• [Task requirements]: Extract the entries in their exact form.
>> Start Working data
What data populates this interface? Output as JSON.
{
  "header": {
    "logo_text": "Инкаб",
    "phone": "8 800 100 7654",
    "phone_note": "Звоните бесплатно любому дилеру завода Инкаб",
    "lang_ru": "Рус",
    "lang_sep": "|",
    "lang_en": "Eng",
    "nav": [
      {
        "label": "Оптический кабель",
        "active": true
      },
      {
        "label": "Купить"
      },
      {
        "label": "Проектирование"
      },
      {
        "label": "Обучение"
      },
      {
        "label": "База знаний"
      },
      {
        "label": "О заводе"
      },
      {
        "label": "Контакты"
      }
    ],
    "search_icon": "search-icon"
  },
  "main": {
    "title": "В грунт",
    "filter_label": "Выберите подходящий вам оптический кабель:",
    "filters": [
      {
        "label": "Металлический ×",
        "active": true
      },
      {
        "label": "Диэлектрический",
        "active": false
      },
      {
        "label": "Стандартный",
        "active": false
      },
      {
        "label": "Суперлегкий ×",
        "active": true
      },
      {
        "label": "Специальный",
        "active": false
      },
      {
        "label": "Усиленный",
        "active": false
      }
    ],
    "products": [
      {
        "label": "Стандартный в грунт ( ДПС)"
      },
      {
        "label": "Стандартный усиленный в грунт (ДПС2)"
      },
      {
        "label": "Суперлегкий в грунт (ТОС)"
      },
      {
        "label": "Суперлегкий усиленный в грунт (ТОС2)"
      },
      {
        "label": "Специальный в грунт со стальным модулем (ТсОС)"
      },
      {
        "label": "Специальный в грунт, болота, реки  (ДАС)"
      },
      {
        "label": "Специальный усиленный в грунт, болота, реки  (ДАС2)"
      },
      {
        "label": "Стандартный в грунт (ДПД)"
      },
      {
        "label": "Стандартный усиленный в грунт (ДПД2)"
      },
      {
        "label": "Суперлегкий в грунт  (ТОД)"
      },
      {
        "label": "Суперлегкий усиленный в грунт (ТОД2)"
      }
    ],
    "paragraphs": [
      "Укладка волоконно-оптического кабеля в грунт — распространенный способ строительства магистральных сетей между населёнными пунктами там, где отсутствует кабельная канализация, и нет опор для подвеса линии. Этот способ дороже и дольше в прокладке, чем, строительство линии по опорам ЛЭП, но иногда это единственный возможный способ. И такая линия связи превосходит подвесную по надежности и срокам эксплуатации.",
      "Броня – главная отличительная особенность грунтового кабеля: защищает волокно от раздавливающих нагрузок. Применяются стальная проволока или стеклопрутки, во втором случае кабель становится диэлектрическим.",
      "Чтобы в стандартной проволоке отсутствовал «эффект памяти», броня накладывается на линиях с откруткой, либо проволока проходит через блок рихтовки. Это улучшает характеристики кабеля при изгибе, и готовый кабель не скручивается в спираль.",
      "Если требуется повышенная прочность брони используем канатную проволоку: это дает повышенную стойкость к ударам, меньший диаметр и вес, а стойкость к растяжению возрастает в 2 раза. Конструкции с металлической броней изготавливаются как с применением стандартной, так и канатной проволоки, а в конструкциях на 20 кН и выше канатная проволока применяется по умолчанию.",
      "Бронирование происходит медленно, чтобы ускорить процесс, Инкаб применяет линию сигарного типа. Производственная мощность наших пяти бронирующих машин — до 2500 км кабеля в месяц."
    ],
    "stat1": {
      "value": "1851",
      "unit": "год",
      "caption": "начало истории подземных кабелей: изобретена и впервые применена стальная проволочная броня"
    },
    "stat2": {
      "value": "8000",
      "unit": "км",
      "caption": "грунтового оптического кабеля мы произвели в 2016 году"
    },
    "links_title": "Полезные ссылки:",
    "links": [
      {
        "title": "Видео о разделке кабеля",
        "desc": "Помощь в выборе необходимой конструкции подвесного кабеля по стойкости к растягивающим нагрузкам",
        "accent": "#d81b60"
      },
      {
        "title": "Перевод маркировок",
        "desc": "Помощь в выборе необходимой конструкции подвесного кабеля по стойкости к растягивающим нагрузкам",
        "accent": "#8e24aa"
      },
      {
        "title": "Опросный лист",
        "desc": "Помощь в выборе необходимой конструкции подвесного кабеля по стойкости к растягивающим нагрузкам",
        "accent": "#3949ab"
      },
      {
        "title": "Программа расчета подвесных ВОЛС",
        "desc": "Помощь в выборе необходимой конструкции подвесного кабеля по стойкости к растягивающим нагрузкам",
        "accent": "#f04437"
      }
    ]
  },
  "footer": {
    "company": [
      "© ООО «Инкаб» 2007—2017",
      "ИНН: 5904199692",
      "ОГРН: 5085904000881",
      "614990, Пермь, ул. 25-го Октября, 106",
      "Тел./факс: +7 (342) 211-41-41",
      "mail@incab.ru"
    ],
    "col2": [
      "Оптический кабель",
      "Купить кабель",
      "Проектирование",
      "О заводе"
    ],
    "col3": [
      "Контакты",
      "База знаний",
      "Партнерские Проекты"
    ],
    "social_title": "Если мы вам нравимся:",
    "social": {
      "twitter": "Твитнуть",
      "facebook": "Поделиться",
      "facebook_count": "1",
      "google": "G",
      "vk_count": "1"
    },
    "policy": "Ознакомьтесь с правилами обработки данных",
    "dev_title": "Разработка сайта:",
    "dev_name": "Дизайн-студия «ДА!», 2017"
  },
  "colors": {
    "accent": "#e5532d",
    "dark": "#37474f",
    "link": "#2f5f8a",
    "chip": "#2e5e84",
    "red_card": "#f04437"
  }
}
>> End Working data
• [Solution to the problem]:
What data populates this interface? Output as JSON.
{
  "header": {
    "logo_text": "Инкаб",
    "phone": "8 800 100 7654",
    "phone_note": "Звоните бесплатно любому дилеру завода Инкаб",
    "lang_ru": "Рус",
    "lang_sep": "|",
    "lang_en": "Eng",
    "nav": [
      {
        "label": "Оптический кабель",
        "active": true
      },
      {
        "label": "Купить"
      },
      {
        "label": "Проектирование"
      },
      {
        "label": "Обучение"
      },
      {
        "label": "База знаний"
      },
      {
        "label": "О заводе"
      },
      {
        "label": "Контакты"
      }
    ],
    "search_icon": "search-icon"
  },
  "main": {
    "title": "В грунт",
    "filter_label": "Выберите подходящий вам оптический кабель:",
    "filters": [
      {
        "label": "Металлический ×",
        "active": true
      },
      {
        "label": "Диэлектрический",
        "active": false
      },
      {
        "label": "Стандартный",
        "active": false
      },
      {
        "label": "Суперлегкий ×",
        "active": true
      },
      {
        "label": "Специальный",
        "active": false
      },
      {
        "label": "Усиленный",
        "active": false
      }
    ],
    "products": [
      {
        "label": "Стандартный в грунт ( ДПС)"
      },
      {
        "label": "Стандартный усиленный в грунт (ДПС2)"
      },
      {
        "label": "Суперлегкий в грунт (ТОС)"
      },
      {
        "label": "Суперлегкий усиленный в грунт (ТОС2)"
      },
      {
        "label": "Специальный в грунт со стальным модулем (ТсОС)"
      },
      {
        "label": "Специальный в грунт, болота, реки  (ДАС)"
      },
      {
        "label": "Специальный усиленный в грунт, болота, реки  (ДАС2)"
      },
      {
        "label": "Стандартный в грунт (ДПД)"
      },
      {
        "label": "Стандартный усиленный в грунт (ДПД2)"
      },
      {
        "label": "Суперлегкий в грунт  (ТОД)"
      },
      {
        "label": "Суперлегкий усиленный в грунт (ТОД2)"
      }
    ],
    "paragraphs": [
      "Укладка волоконно-оптического кабеля в грунт — распространенный способ строительства магистральных сетей между населёнными пунктами там, где отсутствует кабельная канализация, и нет опор для подвеса линии. Этот способ дороже и дольше в прокладке, чем, строительство линии по опорам ЛЭП, но иногда это единственный возможный способ. И такая линия связи превосходит подвесную по надежности и срокам эксплуатации.",
      "Броня – главная отличительная особенность грунтового кабеля: защищает волокно от раздавливающих нагрузок. Применяются стальная проволока или стеклопрутки, во втором случае кабель становится диэлектрическим.",
      "Чтобы в стандартной проволоке отсутствовал «эффект памяти», броня накладывается на линиях с откруткой, либо проволока проходит через блок рихтовки. Это улучшает характеристики кабеля при изгибе, и готовый кабель не скручивается в спираль.",
      "Если требуется повышенная прочность брони используем канатную проволоку: это дает повышенную стойкость к ударам, меньший диаметр и вес, а стойкость к растяжению возрастает в 2 раза. Конструкции с металлической броней изготавливаются как с применением стандартной, так и канатной проволоки, а в конструкциях на 20 кН и выше канатная проволока применяется по умолчанию.",
      "Бронирование происходит медленно, чтобы ускорить процесс, Инкаб применяет линию сигарного типа. Производственная мощность наших пяти бронирующих машин — до 2500 км кабеля в месяц."
    ],
    "stat1": {
      "value": "1851",
      "unit": "год",
      "caption": "начало истории подземных кабелей: изобретена и впервые применена стальная проволочная броня"
    },
    "stat2": {
      "value": "8000",
      "unit": "км",
      "caption": "грунтового оптического кабеля мы произвели в 2016 году"
    },
    "links_title": "Полезные ссылки:",
    "links": [
      {
        "title": "Видео о разделке кабеля",
        "desc": "Помощь в выборе необходимой конструкции подвесного кабеля по стойкости к растягивающим нагрузкам",
        "accent": "#d81b60"
      },
      {
        "title": "Перевод маркировок",
        "desc": "Помощь в выборе необходимой конструкции подвесного кабеля по стойкости к растягивающим нагрузкам",
        "accent": "#8e24aa"
      },
      {
        "title": "Опросный лист",
        "desc": "Помощь в выборе необходимой конструкции подвесного кабеля по стойкости к растягивающим нагрузкам",
        "accent": "#3949ab"
      },
      {
        "title": "Программа расчета подвесных ВОЛС",
        "desc": "Помощь в выборе необходимой конструкции подвесного кабеля по стойкости к растягивающим нагрузкам",
        "accent": "#f04437"
      }
    ]
  },
  "footer": {
    "company": [
      "© ООО «Инкаб» 2007—2017",
      "ИНН: 5904199692",
      "ОГРН: 5085904000881",
      "614990, Пермь, ул. 25-го Октября, 106",
      "Тел./факс: +7 (342) 211-41-41",
      "mail@incab.ru"
    ],
    "col2": [
      "Оптический кабель",
      "Купить кабель",
      "Проектирование",
      "О заводе"
    ],
    "col3": [
      "Контакты",
      "База знаний",
      "Партнерские Проекты"
    ],
    "social_title": "Если мы вам нравимся:",
    "social": {
      "twitter": "Твитнуть",
      "facebook": "Поделиться",
      "facebook_count": "1",
      "google": "G",
      "vk_count": "1"
    },
    "policy": "Ознакомьтесь с правилами обработки данных",
    "dev_title": "Разработка сайта:",
    "dev_name": "Дизайн-студия «ДА!», 2017"
  },
  "colors": {
    "accent": "#e5532d",
    "dark": "#37474f",
    "link": "#2f5f8a",
    "chip": "#2e5e84",
    "red_card": "#f04437"
  }
}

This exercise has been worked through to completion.